What you have to do: Print the material word for word, from its first line up to and including the line that contains "proximity-sensor-icon — [215, 393, 228, 406]".
+===+
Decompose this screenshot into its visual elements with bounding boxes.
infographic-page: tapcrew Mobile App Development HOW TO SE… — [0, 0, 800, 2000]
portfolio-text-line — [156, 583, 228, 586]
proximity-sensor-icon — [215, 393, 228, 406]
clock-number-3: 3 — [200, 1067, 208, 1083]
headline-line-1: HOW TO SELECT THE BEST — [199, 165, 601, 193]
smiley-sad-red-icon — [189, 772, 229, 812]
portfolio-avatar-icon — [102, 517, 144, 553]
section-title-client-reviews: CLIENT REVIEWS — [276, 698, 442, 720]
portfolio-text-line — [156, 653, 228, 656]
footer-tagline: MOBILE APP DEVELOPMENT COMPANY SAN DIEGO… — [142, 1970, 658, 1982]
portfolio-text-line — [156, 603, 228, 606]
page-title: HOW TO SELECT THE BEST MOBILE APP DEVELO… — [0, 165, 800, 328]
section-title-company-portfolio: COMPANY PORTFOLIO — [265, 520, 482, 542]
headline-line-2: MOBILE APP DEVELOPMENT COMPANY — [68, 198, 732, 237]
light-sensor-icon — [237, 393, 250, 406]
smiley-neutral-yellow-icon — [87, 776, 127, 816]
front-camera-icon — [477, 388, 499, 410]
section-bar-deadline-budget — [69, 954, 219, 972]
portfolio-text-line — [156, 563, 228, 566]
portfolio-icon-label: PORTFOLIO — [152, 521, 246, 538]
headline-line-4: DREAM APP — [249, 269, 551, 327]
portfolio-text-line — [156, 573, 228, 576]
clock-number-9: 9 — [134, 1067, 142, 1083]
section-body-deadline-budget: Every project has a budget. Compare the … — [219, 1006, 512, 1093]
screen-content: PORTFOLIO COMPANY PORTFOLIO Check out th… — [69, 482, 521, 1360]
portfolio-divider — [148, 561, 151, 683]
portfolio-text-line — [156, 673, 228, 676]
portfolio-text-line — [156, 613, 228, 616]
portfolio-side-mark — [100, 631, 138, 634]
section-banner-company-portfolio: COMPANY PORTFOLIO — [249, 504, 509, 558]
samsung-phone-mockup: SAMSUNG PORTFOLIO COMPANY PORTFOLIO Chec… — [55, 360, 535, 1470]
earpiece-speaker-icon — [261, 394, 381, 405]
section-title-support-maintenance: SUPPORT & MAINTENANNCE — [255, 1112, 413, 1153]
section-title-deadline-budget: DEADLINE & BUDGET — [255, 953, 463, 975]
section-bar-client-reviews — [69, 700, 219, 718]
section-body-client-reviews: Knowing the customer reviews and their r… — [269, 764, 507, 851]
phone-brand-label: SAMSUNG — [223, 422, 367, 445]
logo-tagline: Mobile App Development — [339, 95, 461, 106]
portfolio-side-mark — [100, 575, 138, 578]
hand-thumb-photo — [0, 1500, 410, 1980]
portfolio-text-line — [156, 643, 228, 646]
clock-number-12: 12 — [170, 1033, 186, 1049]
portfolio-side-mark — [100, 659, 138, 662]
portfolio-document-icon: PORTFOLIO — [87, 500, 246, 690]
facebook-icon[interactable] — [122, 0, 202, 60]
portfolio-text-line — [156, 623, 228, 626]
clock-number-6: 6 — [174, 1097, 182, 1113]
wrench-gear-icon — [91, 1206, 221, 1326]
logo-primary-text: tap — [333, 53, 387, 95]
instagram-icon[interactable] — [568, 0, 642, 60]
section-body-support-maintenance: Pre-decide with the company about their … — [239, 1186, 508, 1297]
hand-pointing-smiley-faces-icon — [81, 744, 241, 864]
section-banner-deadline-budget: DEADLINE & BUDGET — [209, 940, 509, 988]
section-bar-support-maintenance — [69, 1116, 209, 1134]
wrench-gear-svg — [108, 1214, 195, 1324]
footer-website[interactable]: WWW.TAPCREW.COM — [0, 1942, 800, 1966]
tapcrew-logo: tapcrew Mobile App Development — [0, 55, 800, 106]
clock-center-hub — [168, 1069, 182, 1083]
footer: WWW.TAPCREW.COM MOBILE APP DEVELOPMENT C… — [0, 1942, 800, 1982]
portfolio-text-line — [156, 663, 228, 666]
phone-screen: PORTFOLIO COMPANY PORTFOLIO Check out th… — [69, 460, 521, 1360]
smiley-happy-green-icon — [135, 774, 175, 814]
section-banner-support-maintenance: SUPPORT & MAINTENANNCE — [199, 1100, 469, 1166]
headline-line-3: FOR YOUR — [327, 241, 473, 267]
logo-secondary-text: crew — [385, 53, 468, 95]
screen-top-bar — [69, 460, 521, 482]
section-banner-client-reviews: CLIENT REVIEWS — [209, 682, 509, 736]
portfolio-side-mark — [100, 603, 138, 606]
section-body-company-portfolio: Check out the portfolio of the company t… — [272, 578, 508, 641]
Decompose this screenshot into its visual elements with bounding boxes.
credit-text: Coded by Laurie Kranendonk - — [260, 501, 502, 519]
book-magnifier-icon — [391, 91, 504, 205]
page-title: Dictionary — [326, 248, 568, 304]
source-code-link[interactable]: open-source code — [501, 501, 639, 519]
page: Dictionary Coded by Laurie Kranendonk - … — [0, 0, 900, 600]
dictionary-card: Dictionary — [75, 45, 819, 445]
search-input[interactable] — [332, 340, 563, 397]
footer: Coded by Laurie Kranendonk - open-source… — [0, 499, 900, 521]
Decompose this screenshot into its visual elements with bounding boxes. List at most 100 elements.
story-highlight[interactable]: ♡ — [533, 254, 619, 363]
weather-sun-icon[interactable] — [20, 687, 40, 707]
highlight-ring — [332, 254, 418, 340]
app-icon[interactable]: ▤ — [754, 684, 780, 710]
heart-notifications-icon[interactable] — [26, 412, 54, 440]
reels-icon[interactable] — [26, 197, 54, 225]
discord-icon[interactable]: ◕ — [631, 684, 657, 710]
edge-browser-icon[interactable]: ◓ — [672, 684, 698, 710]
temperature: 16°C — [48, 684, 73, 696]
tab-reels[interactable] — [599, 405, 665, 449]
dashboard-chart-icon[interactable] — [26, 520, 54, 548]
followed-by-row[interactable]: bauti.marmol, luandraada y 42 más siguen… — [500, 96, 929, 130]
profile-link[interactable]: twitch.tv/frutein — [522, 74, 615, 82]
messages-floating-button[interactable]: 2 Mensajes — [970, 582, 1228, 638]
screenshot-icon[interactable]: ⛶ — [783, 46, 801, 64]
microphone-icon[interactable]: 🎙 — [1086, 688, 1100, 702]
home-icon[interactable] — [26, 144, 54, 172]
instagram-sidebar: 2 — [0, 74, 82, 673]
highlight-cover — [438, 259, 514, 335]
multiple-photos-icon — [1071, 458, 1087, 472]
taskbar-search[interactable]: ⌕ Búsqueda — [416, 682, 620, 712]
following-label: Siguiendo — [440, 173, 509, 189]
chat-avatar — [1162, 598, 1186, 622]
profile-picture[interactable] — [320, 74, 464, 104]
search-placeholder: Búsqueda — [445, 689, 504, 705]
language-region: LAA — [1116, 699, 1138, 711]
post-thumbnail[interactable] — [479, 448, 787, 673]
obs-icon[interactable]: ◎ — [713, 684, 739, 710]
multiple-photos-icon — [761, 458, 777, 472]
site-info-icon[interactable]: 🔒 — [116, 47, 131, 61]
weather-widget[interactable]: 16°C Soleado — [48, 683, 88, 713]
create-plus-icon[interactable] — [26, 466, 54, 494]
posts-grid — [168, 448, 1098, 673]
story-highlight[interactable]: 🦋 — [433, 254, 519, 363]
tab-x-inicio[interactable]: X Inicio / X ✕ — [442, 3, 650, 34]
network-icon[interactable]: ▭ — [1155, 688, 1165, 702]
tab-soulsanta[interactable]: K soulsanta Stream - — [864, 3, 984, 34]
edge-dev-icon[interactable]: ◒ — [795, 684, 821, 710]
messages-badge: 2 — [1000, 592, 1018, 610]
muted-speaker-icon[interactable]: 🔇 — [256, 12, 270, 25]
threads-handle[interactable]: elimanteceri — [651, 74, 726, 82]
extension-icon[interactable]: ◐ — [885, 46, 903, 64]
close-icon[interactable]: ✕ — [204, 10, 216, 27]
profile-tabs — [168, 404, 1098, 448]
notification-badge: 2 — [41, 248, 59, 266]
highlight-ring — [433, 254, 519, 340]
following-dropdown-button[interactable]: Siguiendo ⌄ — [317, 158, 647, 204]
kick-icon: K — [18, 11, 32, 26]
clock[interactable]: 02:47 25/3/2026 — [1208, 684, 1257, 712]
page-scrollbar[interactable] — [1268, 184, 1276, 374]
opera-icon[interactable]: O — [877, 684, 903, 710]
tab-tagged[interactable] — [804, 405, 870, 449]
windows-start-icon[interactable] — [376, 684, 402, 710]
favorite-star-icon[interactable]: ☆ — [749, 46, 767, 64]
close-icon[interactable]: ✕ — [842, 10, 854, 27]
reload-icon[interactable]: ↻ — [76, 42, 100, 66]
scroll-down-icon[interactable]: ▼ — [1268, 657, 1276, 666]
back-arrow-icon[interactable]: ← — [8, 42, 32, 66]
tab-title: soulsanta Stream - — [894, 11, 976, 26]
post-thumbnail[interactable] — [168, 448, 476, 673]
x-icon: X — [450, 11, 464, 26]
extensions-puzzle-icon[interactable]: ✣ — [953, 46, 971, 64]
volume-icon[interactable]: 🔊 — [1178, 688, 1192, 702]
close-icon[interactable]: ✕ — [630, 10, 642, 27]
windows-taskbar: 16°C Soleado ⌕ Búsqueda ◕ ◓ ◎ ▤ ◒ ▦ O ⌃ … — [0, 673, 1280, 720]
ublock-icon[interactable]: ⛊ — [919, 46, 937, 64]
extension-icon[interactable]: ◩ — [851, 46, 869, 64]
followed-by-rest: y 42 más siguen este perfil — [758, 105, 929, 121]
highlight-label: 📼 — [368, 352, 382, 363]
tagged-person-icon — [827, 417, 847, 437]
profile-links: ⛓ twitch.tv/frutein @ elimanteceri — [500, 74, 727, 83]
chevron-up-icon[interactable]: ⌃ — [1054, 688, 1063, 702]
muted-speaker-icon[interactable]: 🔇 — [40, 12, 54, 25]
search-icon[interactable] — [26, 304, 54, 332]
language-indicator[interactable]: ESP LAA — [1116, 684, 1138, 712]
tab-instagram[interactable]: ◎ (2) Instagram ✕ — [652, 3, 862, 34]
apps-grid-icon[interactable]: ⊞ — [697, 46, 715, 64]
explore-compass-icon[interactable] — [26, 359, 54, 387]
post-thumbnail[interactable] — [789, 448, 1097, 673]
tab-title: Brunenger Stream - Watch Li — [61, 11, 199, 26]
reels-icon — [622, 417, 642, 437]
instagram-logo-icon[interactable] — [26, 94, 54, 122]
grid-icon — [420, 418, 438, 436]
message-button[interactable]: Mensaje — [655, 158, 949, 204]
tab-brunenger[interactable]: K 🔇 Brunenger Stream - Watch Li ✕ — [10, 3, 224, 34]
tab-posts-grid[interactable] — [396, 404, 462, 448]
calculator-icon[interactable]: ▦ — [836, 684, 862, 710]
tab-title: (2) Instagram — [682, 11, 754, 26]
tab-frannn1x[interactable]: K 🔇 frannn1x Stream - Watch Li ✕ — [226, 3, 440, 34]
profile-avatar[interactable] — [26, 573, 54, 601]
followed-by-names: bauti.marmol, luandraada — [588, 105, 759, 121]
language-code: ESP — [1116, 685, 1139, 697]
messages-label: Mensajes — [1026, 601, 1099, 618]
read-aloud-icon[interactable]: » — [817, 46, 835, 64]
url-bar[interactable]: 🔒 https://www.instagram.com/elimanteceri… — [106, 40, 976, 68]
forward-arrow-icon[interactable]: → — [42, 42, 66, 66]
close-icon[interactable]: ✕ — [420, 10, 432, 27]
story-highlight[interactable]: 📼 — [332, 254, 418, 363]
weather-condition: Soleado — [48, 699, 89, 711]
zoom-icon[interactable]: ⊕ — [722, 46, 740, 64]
+===+
Answer to this exercise:
Decompose this screenshot into its visual elements with bounding boxes.
infographic-page: tapcrew Mobile App Development HOW TO SE… — [0, 0, 800, 2000]
portfolio-text-line — [156, 583, 228, 586]
proximity-sensor-icon — [215, 393, 228, 406]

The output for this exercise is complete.